> **The input**
◆ ◆ ◆ ◆
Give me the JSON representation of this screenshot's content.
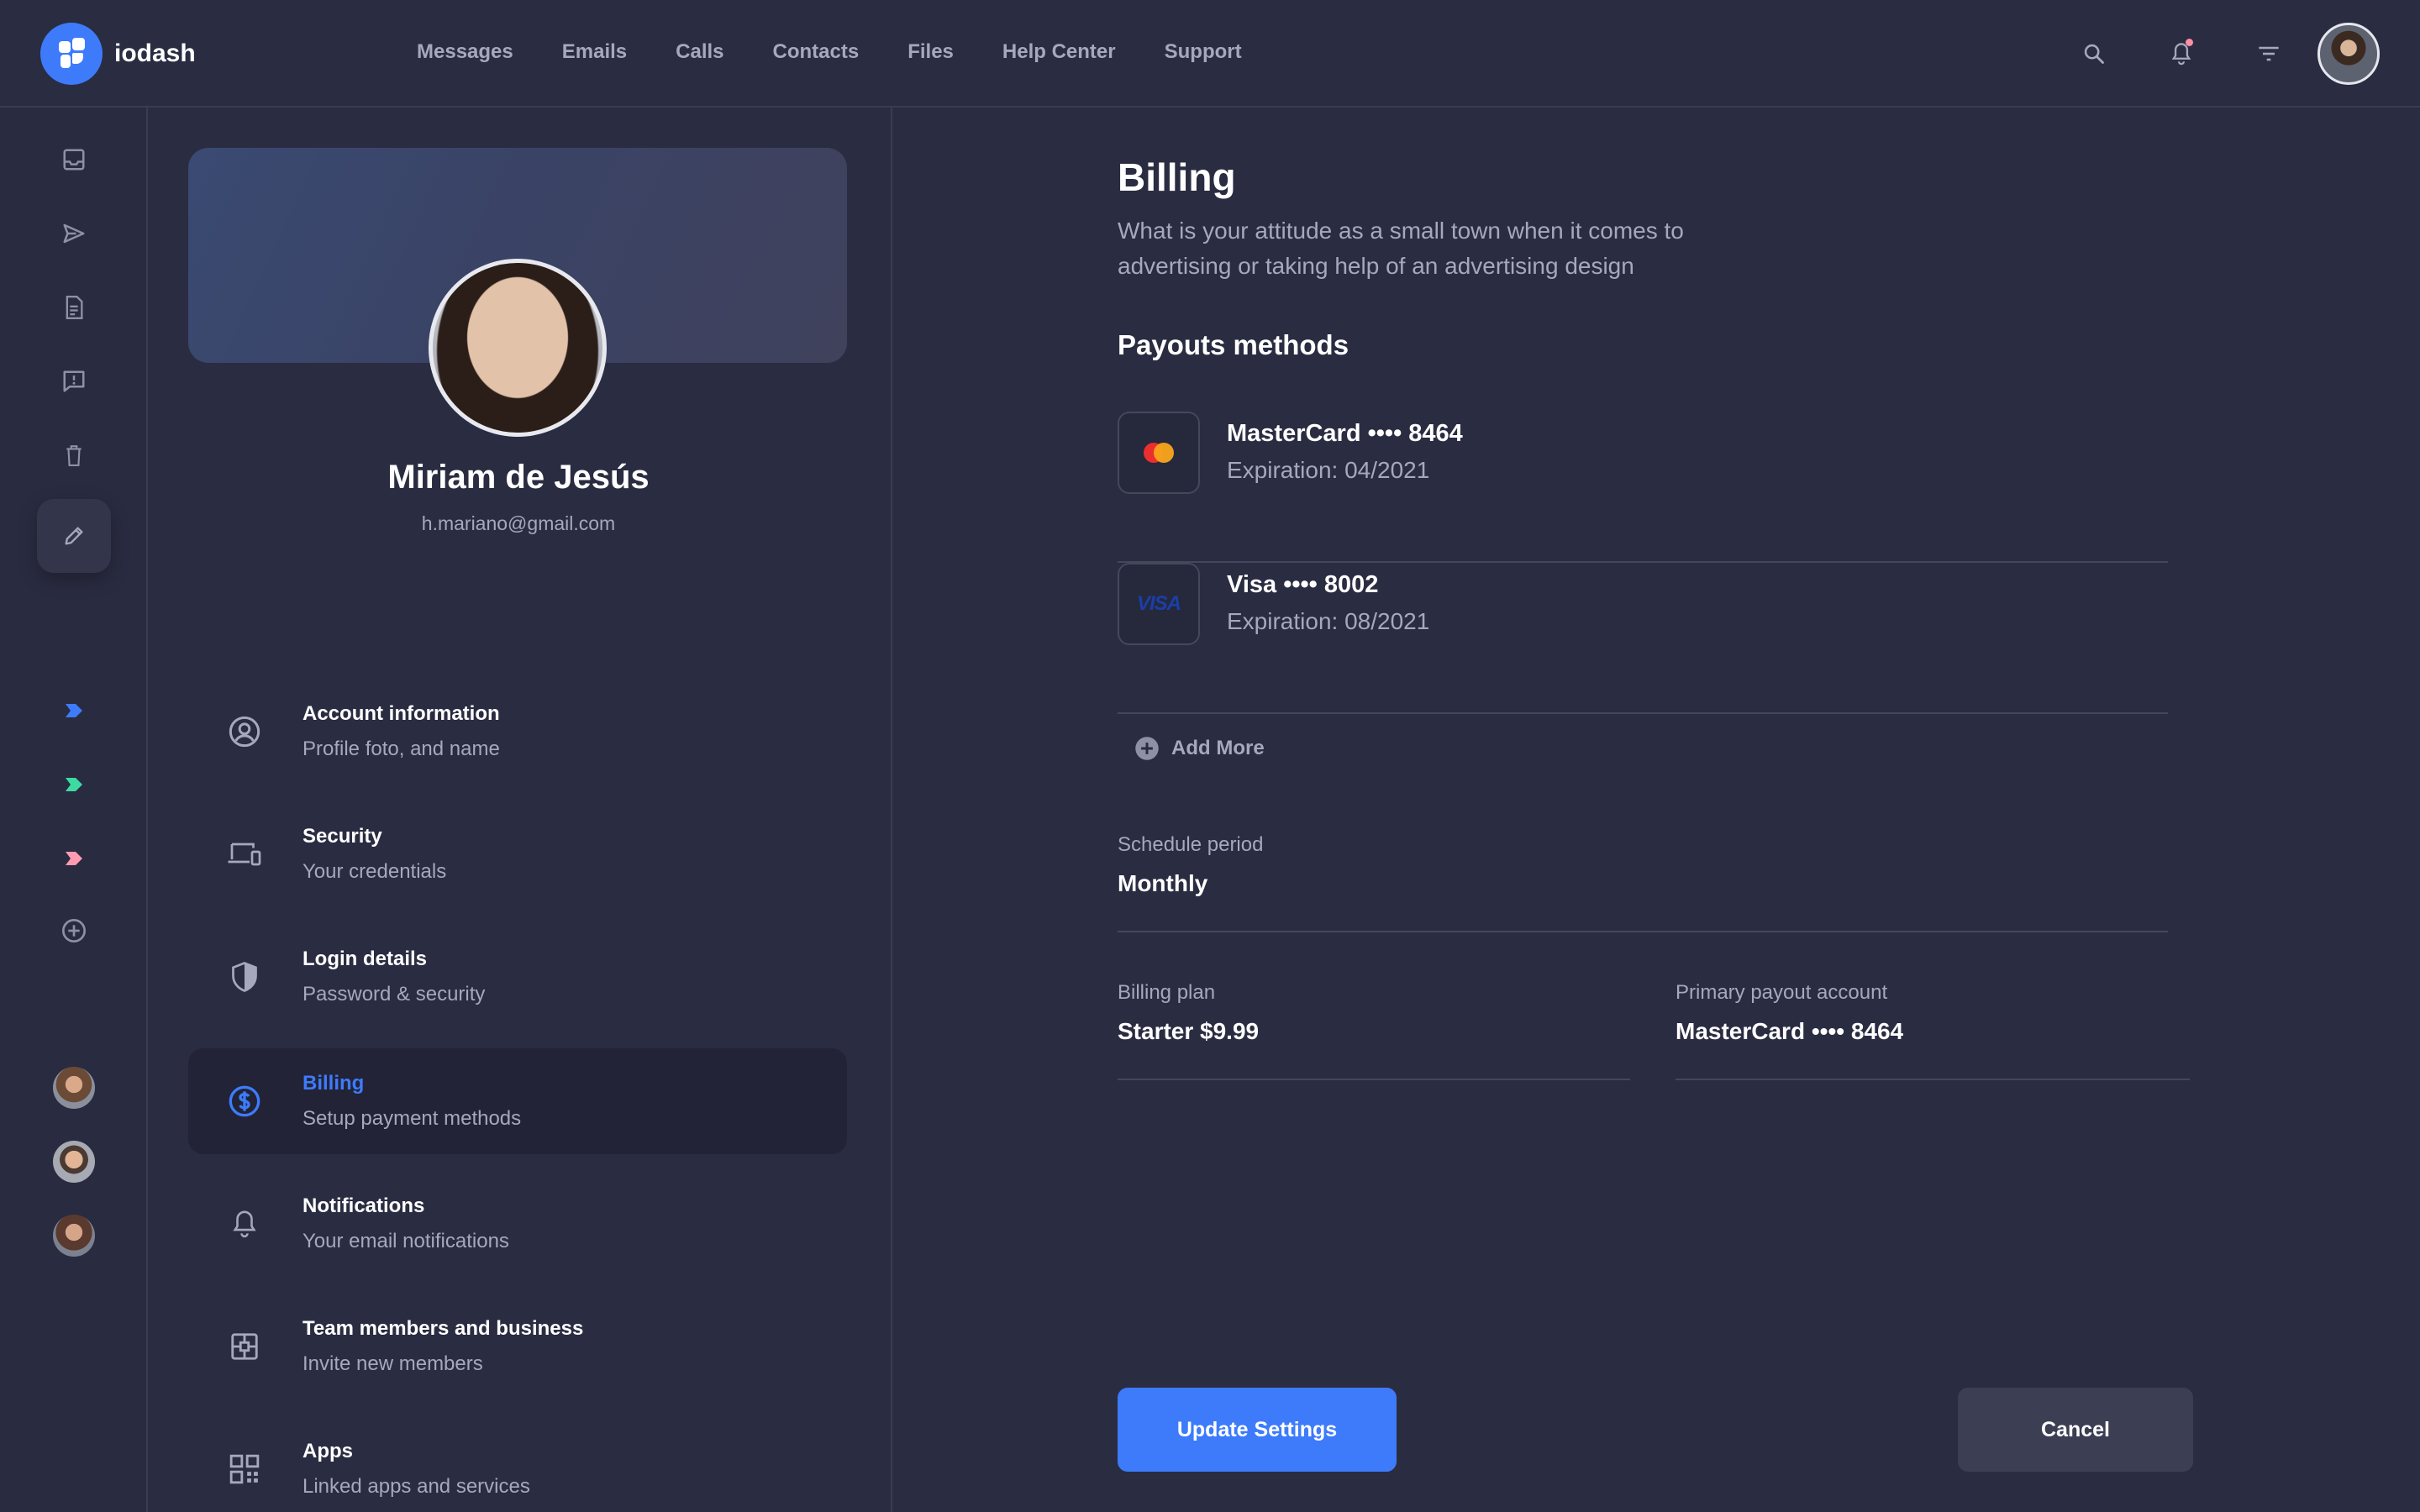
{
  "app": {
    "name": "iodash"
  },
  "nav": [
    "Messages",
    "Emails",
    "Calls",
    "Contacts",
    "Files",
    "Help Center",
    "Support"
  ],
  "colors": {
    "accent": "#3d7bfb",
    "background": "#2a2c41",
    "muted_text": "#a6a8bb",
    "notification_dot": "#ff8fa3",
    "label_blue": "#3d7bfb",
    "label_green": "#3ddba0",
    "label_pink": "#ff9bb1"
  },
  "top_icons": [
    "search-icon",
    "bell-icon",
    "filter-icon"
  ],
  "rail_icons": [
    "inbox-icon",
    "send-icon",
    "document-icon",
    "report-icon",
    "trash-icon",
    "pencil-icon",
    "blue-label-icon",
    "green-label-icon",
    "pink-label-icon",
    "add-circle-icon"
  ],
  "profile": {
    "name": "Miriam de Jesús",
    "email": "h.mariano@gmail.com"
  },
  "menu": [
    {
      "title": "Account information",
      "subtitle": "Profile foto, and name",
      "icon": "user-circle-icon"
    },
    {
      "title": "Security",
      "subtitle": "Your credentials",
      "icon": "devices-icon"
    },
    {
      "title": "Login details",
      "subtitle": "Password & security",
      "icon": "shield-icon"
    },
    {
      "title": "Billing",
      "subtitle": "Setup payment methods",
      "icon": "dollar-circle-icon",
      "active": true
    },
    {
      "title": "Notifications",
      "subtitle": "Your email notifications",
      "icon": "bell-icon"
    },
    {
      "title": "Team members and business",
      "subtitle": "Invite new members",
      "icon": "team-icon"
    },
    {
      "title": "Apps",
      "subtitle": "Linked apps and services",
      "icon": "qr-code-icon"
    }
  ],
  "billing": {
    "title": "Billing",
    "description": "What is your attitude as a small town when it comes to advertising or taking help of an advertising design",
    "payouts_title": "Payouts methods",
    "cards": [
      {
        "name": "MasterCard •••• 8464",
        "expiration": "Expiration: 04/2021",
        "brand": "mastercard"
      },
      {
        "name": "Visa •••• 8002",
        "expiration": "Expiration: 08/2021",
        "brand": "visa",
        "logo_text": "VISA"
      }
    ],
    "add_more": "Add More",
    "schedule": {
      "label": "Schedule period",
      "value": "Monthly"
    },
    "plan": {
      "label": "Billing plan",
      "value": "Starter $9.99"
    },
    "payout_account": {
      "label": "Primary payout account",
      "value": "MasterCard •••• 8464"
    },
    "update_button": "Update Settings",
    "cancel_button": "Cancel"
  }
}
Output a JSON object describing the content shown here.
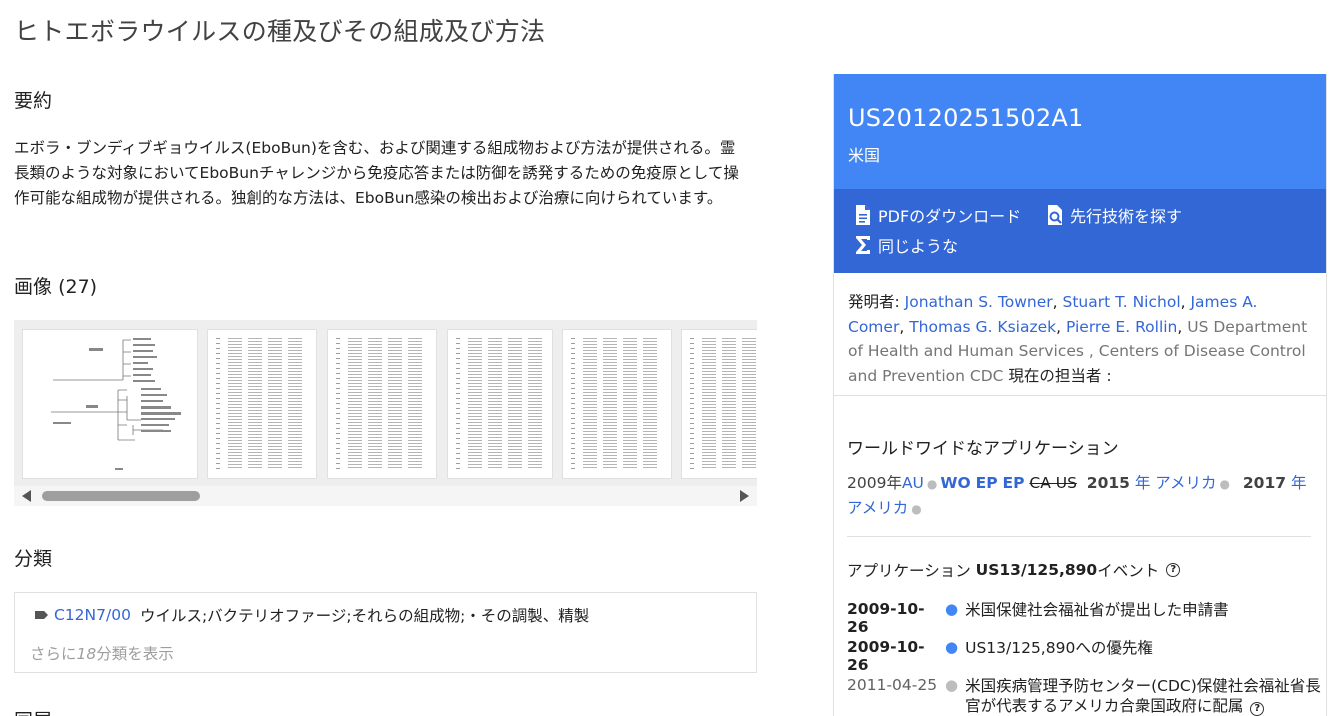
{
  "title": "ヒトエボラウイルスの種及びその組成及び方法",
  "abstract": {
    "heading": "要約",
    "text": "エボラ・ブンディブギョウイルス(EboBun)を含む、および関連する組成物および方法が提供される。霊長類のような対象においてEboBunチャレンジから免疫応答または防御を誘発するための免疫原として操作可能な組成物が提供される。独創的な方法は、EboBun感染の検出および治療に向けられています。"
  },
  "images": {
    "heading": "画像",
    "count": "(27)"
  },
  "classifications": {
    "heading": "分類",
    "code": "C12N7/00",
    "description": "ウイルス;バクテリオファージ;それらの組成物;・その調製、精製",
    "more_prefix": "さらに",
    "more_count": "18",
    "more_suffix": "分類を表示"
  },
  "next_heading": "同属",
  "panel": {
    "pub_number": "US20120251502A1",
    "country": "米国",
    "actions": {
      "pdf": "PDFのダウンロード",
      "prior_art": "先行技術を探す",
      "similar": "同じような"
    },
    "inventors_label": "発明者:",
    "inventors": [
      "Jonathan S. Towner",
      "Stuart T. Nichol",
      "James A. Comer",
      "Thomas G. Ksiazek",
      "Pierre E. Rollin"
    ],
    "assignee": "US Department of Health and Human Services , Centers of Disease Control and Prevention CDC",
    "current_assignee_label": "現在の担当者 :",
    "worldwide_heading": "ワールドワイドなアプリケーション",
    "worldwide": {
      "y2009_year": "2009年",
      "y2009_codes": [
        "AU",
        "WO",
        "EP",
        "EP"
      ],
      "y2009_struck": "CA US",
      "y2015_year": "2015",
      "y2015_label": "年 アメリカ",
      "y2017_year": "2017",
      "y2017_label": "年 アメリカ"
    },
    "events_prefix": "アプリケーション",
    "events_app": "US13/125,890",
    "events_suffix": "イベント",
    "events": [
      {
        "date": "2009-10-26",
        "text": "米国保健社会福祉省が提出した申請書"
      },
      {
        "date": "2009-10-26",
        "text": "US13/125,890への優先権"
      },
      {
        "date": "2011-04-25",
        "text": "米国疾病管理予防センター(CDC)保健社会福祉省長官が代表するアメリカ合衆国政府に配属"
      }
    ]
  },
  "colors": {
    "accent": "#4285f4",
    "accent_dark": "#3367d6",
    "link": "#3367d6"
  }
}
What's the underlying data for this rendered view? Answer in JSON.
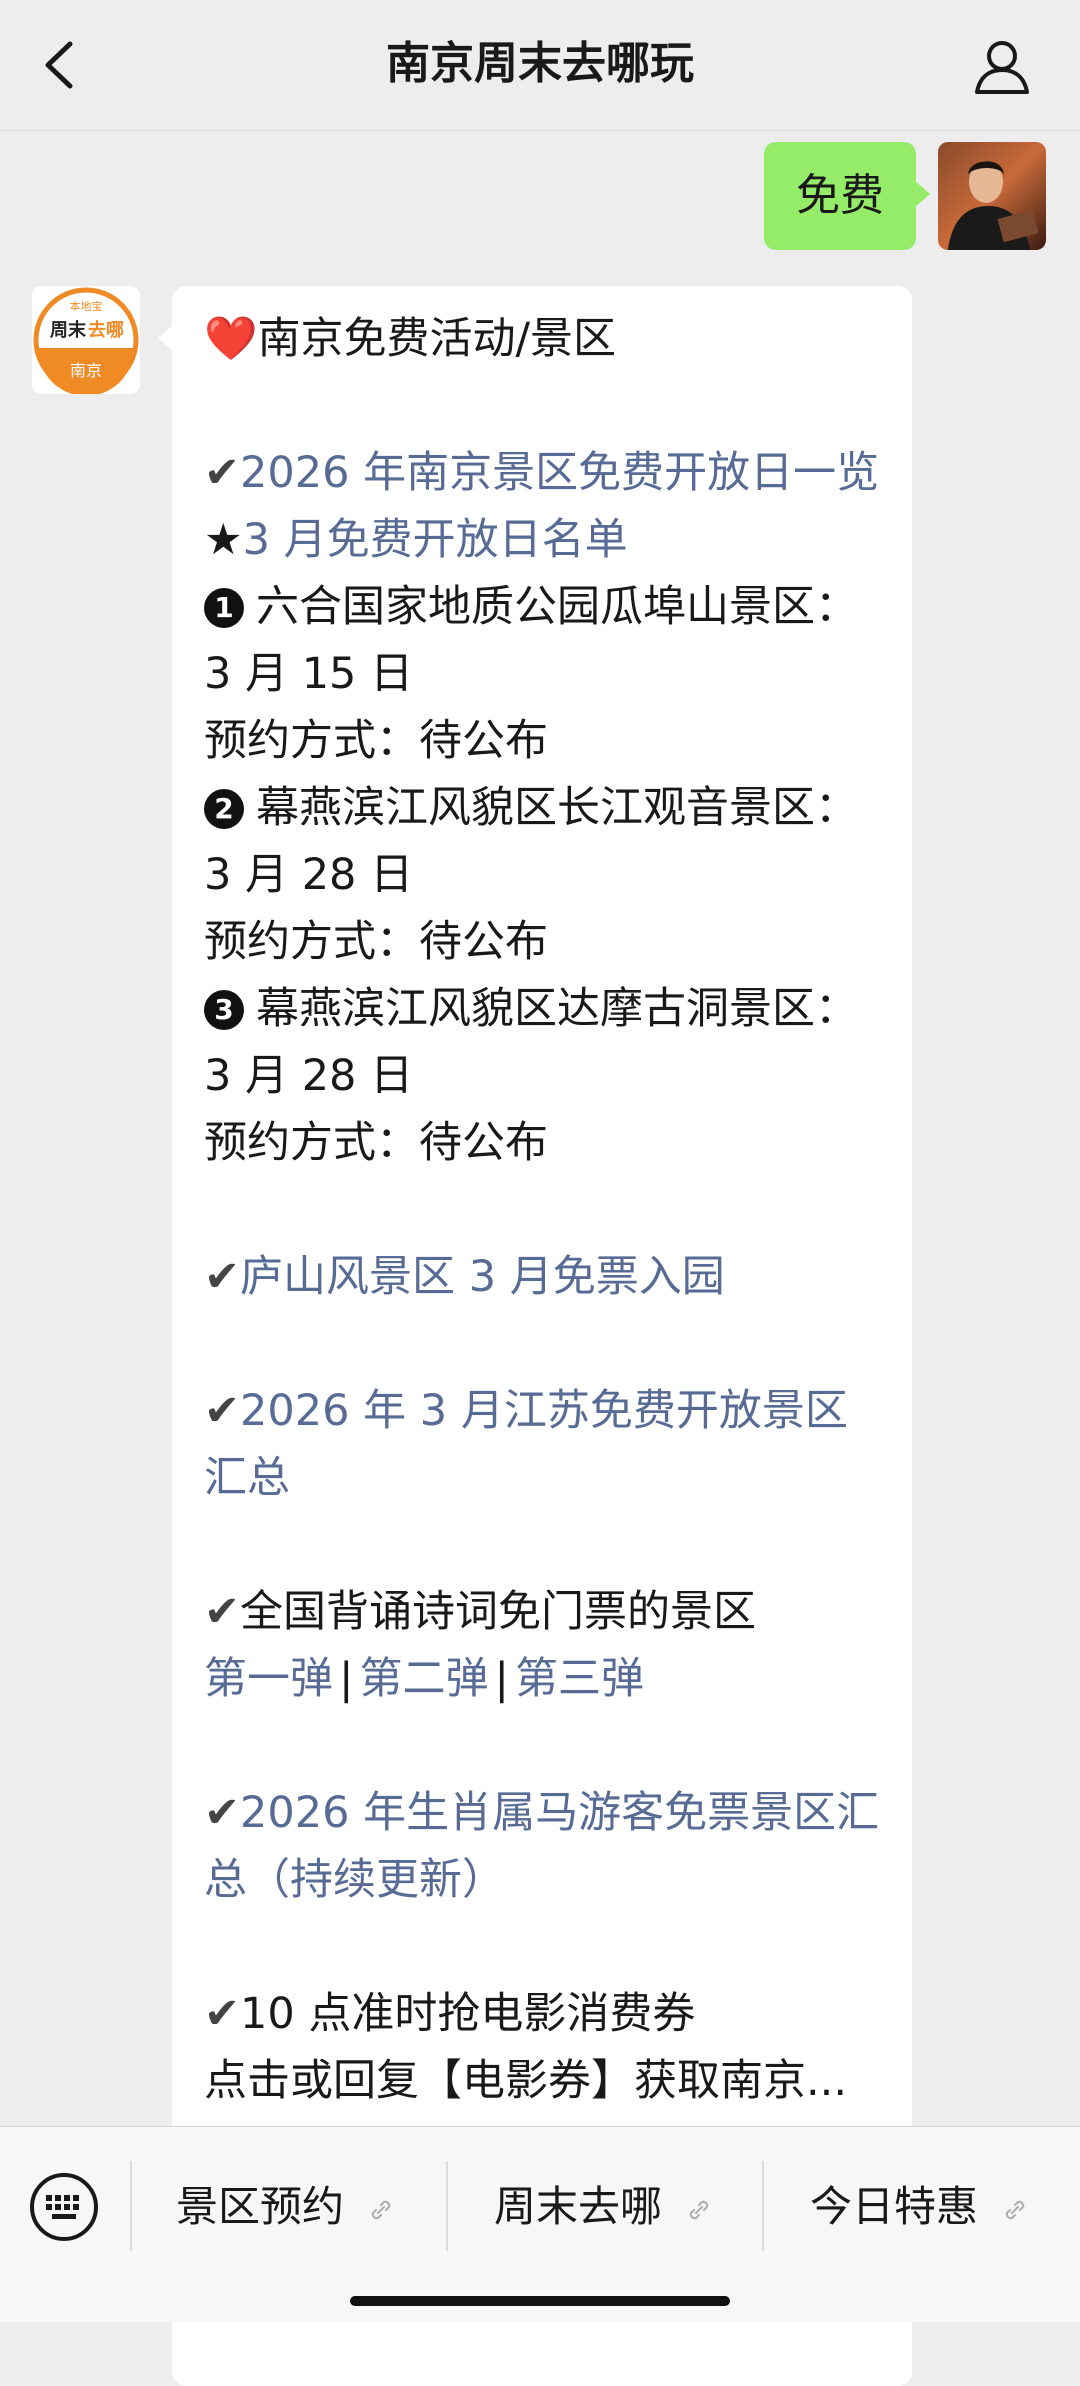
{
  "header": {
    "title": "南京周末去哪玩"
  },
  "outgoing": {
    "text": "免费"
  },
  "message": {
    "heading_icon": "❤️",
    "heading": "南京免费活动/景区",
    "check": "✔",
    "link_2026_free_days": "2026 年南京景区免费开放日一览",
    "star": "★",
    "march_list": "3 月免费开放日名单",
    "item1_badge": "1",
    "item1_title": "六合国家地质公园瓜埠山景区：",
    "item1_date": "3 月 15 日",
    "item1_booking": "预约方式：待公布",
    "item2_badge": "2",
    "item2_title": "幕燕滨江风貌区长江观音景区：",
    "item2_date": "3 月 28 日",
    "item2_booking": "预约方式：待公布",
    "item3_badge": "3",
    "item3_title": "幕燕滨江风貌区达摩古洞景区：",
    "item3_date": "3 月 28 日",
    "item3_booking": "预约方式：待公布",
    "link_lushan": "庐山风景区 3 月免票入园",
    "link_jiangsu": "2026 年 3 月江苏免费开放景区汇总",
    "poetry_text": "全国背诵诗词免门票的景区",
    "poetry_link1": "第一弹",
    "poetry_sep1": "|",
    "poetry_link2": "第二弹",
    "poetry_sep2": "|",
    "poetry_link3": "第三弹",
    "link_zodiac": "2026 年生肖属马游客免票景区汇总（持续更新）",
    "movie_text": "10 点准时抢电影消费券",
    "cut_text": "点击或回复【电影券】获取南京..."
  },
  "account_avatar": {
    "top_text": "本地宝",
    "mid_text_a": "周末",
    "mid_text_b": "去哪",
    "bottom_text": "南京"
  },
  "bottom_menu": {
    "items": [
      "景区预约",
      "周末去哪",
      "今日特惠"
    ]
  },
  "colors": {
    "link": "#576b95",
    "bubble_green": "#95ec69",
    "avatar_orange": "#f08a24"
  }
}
◆ ◆ ◆ ◆
> **Stated exercise**
Pick out every line holding the string "value" and return it.

> **The answer**
      "value": "Monthly"
      "value": "Starter $9.99"
      "value": "MasterCard •••• 8464"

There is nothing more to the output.